- [EXERCISE BRIEF]: Which lines in the records below contain the word "text"? Copy each of them.

- [RECORD EXTRACTS]:
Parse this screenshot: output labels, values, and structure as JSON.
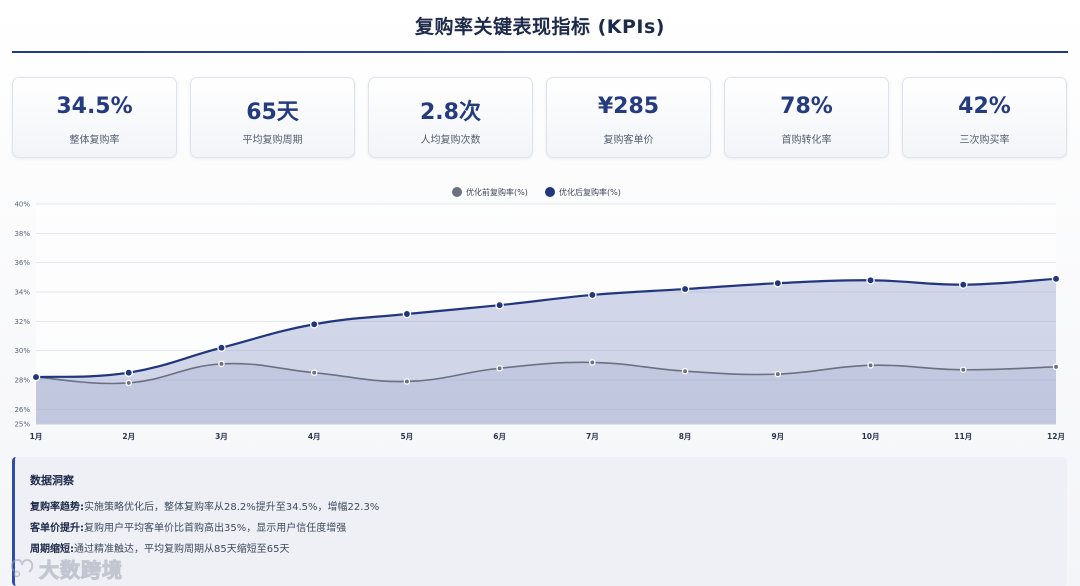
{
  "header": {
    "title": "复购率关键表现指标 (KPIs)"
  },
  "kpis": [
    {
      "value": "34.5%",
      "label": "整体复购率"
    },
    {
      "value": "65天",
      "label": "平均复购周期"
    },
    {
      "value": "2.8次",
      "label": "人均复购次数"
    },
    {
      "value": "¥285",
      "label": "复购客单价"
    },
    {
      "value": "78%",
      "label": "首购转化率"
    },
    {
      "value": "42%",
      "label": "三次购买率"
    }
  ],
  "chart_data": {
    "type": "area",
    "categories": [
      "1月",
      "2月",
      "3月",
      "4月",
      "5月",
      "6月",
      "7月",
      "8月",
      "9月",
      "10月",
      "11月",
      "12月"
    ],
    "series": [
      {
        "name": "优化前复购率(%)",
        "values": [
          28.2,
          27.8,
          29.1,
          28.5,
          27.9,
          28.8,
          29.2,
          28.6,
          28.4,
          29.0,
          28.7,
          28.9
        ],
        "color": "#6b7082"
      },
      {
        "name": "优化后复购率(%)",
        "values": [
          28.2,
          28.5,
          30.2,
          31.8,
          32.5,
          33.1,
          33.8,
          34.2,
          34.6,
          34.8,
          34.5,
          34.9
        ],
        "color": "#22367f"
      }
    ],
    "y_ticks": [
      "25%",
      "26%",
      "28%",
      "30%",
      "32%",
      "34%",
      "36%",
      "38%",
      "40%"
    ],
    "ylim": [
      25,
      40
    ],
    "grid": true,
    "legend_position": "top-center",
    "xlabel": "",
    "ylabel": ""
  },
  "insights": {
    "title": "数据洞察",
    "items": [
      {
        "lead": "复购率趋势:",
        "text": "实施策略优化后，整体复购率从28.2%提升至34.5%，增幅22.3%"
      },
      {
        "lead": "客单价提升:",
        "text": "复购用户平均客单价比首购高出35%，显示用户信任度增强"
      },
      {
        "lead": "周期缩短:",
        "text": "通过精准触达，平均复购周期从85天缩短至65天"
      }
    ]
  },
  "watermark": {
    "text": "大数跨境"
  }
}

* * *

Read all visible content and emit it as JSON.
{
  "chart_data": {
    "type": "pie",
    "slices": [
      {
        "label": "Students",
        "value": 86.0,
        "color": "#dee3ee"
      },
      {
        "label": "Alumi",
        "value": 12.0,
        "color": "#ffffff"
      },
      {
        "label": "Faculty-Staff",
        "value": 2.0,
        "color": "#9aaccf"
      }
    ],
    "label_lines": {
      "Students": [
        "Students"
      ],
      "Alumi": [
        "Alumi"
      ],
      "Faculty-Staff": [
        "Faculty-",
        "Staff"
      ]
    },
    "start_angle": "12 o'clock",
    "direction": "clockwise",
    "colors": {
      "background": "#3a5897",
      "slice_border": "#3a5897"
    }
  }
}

...

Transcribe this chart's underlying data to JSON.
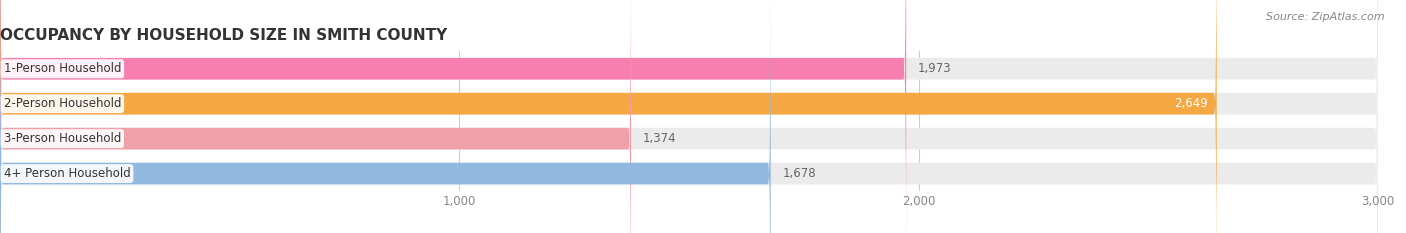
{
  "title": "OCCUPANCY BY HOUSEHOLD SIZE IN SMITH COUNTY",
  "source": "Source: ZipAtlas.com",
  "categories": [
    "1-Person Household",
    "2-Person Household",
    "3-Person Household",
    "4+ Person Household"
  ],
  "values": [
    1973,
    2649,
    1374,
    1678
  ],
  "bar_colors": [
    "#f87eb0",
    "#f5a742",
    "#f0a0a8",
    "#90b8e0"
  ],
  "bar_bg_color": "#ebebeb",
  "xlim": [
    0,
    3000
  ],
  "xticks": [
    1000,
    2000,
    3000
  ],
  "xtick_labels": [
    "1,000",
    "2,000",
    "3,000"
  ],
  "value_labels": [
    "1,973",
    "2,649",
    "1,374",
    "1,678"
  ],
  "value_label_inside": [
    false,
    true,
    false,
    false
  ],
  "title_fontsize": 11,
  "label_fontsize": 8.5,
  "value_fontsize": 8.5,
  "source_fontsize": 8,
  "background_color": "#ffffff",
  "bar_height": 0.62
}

- [REPLY]:
        "text": "实施策略优化后，整体复购率从28.2%提升至34.5%，增幅22.3%"
        "text": "复购用户平均客单价比首购高出35%，显示用户信任度增强"
        "text": "通过精准触达，平均复购周期从85天缩短至65天"
    "text": "大数跨境"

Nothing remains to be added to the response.